▶ _DESCRIPTION OF THE TASK_: Answer with one number: the count of lines in the listing below that hold the word "module".

▶ _DATA EXCERPTS_:
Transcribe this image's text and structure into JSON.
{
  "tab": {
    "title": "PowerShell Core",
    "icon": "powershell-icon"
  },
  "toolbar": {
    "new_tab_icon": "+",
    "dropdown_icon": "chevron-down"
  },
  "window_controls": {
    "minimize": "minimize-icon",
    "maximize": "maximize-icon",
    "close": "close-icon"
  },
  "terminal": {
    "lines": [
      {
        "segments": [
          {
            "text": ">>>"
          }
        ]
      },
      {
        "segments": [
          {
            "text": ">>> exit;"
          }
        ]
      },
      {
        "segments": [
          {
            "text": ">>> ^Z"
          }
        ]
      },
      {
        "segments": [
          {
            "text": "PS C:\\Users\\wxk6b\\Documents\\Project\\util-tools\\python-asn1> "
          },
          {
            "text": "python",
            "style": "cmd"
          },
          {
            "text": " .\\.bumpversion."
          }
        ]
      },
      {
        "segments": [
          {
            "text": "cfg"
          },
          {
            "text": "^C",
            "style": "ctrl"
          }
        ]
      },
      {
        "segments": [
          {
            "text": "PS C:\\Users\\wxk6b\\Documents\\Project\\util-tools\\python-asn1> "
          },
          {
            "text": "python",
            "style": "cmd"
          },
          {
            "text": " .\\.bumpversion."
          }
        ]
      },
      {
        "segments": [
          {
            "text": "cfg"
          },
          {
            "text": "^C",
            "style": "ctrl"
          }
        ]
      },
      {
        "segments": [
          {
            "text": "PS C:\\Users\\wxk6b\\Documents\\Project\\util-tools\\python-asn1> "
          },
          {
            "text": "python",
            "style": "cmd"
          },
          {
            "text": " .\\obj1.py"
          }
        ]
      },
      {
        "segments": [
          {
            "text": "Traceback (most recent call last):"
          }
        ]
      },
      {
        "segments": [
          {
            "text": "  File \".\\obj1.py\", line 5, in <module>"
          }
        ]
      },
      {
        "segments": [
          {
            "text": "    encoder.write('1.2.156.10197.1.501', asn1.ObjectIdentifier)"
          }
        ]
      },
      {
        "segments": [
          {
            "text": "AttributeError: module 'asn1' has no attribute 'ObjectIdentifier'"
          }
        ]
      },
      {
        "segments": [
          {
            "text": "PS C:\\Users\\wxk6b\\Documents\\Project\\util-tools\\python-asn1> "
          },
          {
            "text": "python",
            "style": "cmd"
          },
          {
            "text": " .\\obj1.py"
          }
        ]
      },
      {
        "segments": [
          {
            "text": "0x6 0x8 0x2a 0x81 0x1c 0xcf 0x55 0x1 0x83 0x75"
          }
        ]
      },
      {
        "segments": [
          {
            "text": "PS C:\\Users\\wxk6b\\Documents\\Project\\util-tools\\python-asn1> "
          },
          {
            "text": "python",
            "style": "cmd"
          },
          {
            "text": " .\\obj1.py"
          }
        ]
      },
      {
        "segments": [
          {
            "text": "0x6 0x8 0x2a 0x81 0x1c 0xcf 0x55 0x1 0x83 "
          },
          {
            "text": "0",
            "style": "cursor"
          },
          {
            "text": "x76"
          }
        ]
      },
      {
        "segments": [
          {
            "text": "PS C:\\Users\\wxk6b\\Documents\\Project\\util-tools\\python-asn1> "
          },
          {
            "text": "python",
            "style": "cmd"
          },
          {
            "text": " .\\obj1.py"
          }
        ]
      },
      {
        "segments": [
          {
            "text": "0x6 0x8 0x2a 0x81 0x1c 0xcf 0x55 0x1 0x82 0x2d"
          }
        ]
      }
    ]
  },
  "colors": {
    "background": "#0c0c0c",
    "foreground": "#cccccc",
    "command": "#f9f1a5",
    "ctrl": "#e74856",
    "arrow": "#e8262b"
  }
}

▶ _TASK RESPONSE_: 2